• [TASK DETAILS]: Copy out all the records exactly.

• [Stored entries]:
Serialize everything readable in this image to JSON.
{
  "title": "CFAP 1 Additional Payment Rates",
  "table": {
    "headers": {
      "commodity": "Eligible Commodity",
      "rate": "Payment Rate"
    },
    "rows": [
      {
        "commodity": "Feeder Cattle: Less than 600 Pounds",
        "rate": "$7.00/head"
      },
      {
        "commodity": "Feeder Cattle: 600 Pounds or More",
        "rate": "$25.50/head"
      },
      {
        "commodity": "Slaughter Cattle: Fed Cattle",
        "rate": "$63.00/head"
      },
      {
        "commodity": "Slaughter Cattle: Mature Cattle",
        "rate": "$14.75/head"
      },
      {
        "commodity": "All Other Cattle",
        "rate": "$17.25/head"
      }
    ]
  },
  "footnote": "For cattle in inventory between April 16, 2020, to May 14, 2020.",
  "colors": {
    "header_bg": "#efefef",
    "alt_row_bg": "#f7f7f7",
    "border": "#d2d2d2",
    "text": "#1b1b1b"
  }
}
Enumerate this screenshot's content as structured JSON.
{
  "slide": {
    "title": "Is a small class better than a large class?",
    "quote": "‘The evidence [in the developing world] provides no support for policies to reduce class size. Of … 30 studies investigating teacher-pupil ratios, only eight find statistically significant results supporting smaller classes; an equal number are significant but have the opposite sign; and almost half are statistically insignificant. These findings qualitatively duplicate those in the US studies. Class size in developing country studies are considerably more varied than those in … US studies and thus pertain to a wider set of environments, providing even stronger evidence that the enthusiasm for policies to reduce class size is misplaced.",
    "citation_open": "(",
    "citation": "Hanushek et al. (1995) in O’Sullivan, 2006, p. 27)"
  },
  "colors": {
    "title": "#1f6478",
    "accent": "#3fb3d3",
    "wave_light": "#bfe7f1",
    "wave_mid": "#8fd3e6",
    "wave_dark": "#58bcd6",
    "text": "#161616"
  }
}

• [RESPONSE TO THE EXERCISE]:
Serialize everything readable in this image to JSON.
{
  "title": "CFAP 1 Additional Payment Rates",
  "table": {
    "headers": {
      "commodity": "Eligible Commodity",
      "rate": "Payment Rate"
    },
    "rows": [
      {
        "commodity": "Feeder Cattle: Less than 600 Pounds",
        "rate": "$7.00/head"
      },
      {
        "commodity": "Feeder Cattle: 600 Pounds or More",
        "rate": "$25.50/head"
      },
      {
        "commodity": "Slaughter Cattle: Fed Cattle",
        "rate": "$63.00/head"
      },
      {
        "commodity": "Slaughter Cattle: Mature Cattle",
        "rate": "$14.75/head"
      },
      {
        "commodity": "All Other Cattle",
        "rate": "$17.25/head"
      }
    ]
  },
  "footnote": "For cattle in inventory between April 16, 2020, to May 14, 2020.",
  "colors": {
    "header_bg": "#efefef",
    "alt_row_bg": "#f7f7f7",
    "border": "#d2d2d2",
    "text": "#1b1b1b"
  }
}
Enumerate this screenshot's content as structured JSON.
{
  "slide": {
    "title": "Is a small class better than a large class?",
    "quote": "‘The evidence [in the developing world] provides no support for policies to reduce class size. Of … 30 studies investigating teacher-pupil ratios, only eight find statistically significant results supporting smaller classes; an equal number are significant but have the opposite sign; and almost half are statistically insignificant. These findings qualitatively duplicate those in the US studies. Class size in developing country studies are considerably more varied than those in … US studies and thus pertain to a wider set of environments, providing even stronger evidence that the enthusiasm for policies to reduce class size is misplaced.",
    "citation_open": "(",
    "citation": "Hanushek et al. (1995) in O’Sullivan, 2006, p. 27)"
  },
  "colors": {
    "title": "#1f6478",
    "accent": "#3fb3d3",
    "wave_light": "#bfe7f1",
    "wave_mid": "#8fd3e6",
    "wave_dark": "#58bcd6",
    "text": "#161616"
  }
}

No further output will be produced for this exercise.